--- Begin ---
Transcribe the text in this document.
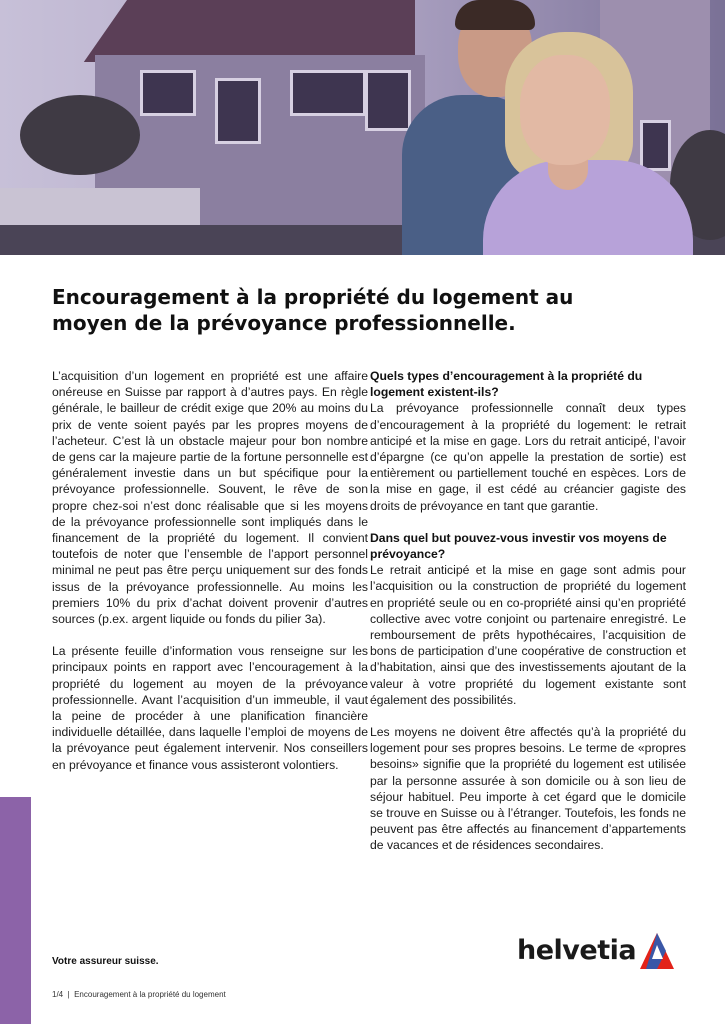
Encouragement à la propriété du logement au moyen de la prévoyance professionnelle.

L’acquisition d’un logement en propriété est une affaire onéreuse en Suisse par rapport à d’autres pays. En règle générale, le bailleur de crédit exige que 20% au moins du prix de vente soient payés par les propres moyens de l’acheteur. C’est là un obstacle majeur pour bon nombre de gens car la majeure partie de la fortune personnelle est généralement investie dans un but spécifique pour la prévoyance professionnelle. Souvent, le rêve de son propre chez-soi n’est donc réalisable que si les moyens de la prévoyance professionnelle sont impliqués dans le financement de la propriété du logement. Il convient toutefois de noter que l’ensemble de l’apport personnel minimal ne peut pas être perçu uniquement sur des fonds issus de la prévoyance professionnelle. Au moins les premiers 10% du prix d’achat doivent provenir d’autres sources (p.ex. argent liquide ou fonds du pilier 3a).

La présente feuille d’information vous renseigne sur les principaux points en rapport avec l’encouragement à la propriété du logement au moyen de la prévoyance professionnelle. Avant l’acquisition d’un immeuble, il vaut la peine de procéder à une planification financière individuelle détaillée, dans laquelle l’emploi de moyens de la prévoyance peut également intervenir. Nos conseillers en prévoyance et finance vous assisteront volontiers.

Quels types d’encouragement à la propriété du logement existent-ils?

La prévoyance professionnelle connaît deux types d’encouragement à la propriété du logement: le retrait anticipé et la mise en gage. Lors du retrait anticipé, l’avoir d’épargne (ce qu’on appelle la prestation de sortie) est entièrement ou partiellement touché en espèces. Lors de la mise en gage, il est cédé au créancier gagiste des droits de prévoyance en tant que garantie.

Dans quel but pouvez-vous investir vos moyens de prévoyance?

Le retrait anticipé et la mise en gage sont admis pour l’acquisition ou la construction de propriété du logement en propriété seule ou en co-propriété ainsi qu’en propriété collective avec votre conjoint ou partenaire enregistré. Le remboursement de prêts hypothécaires, l’acquisition de bons de participation d’une coopérative de construction et d’habitation, ainsi que des investissements ajoutant de la valeur à votre propriété du logement existante sont également des possibilités.

Les moyens ne doivent être affectés qu’à la propriété du logement pour ses propres besoins. Le terme de «propres besoins» signifie que la propriété du logement est utilisée par la personne assurée à son domicile ou à son lieu de séjour habituel. Peu importe à cet égard que le domicile se trouve en Suisse ou à l’étranger. Toutefois, les fonds ne peuvent pas être affectés au financement d’appartements de vacances et de résidences secondaires.

Votre assureur suisse.
1/4  |  Encouragement à la propriété du logement
helvetia
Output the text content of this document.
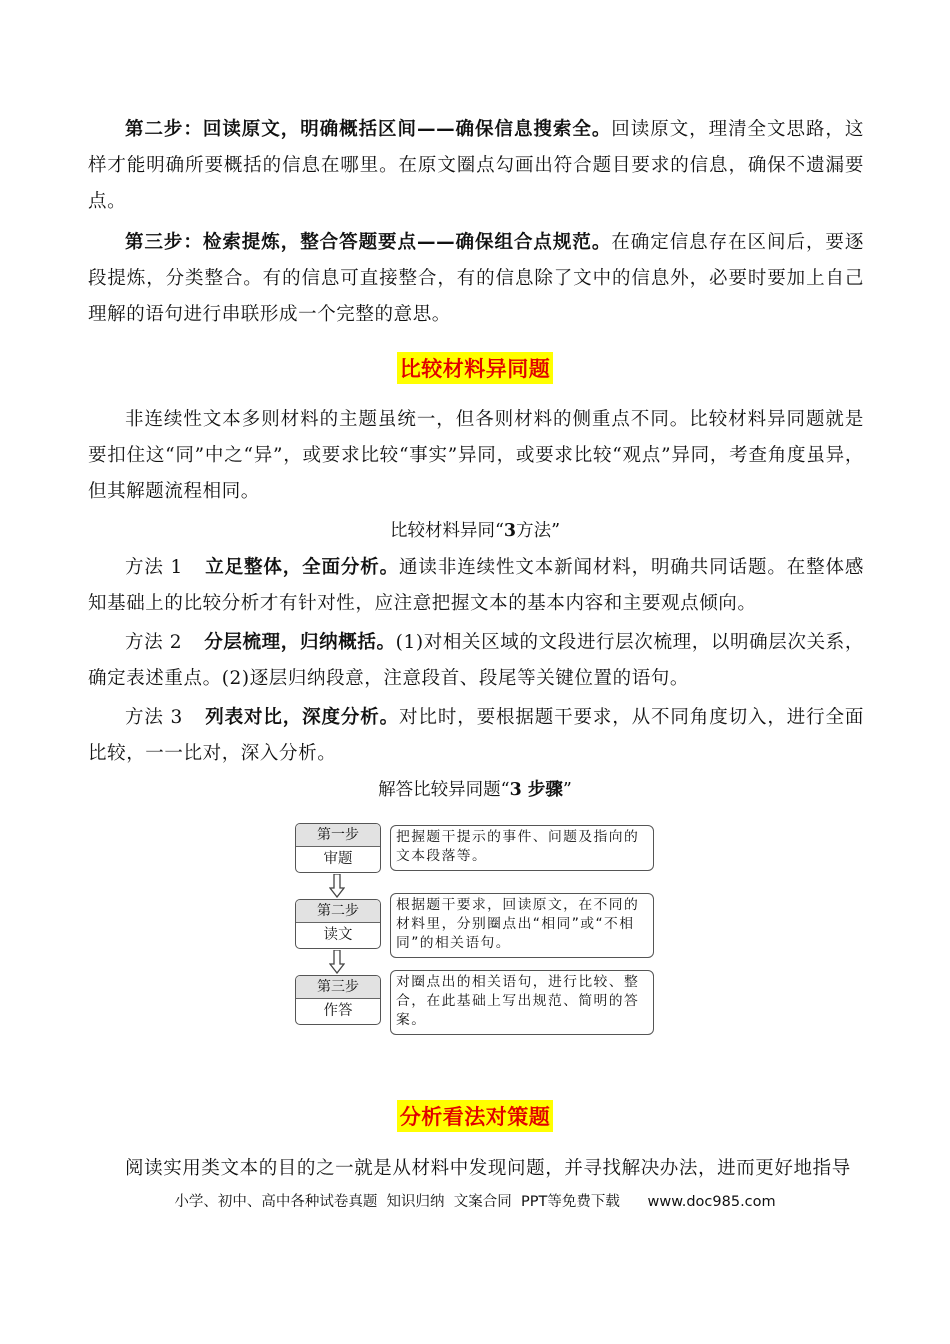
第二步：回读原文，明确概括区间——确保信息搜索全。回读原文，理清全文思路，这样才能明确所要概括的信息在哪里。在原文圈点勾画出符合题目要求的信息，确保不遗漏要点。
第三步：检索提炼，整合答题要点——确保组合点规范。在确定信息存在区间后，要逐段提炼，分类整合。有的信息可直接整合，有的信息除了文中的信息外，必要时要加上自己理解的语句进行串联形成一个完整的意思。
比较材料异同题
非连续性文本多则材料的主题虽统一，但各则材料的侧重点不同。比较材料异同题就是要扣住这“同”中之“异”，或要求比较“事实”异同，或要求比较“观点”异同，考查角度虽异，但其解题流程相同。
比较材料异同“3方法”
方法 1 立足整体，全面分析。通读非连续性文本新闻材料，明确共同话题。在整体感知基础上的比较分析才有针对性，应注意把握文本的基本内容和主要观点倾向。
方法 2 分层梳理，归纳概括。(1)对相关区域的文段进行层次梳理，以明确层次关系，确定表述重点。(2)逐层归纳段意，注意段首、段尾等关键位置的语句。
方法 3 列表对比，深度分析。对比时，要根据题干要求，从不同角度切入，进行全面比较，一一比对，深入分析。
解答比较异同题“3 步骤”
第一步
审题
把握题干提示的事件、问题及指向的文本段落等。
第二步
读文
根据题干要求，回读原文，在不同的材料里，分别圈点出“相同”或“不相同”的相关语句。
第三步
作答
对圈点出的相关语句，进行比较、整合，在此基础上写出规范、简明的答案。
分析看法对策题
阅读实用类文本的目的之一就是从材料中发现问题，并寻找解决办法，进而更好地指导
小学、初中、高中各种试卷真题  知识归纳  文案合同  PPT等免费下载      www.doc985.com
--- End ---
__REQUEST__
Look through the entries above and report each line where the string "this" occurs.

__RESULT OF THE TASK__
Transcribe the text in this document.
Output the text content of this document.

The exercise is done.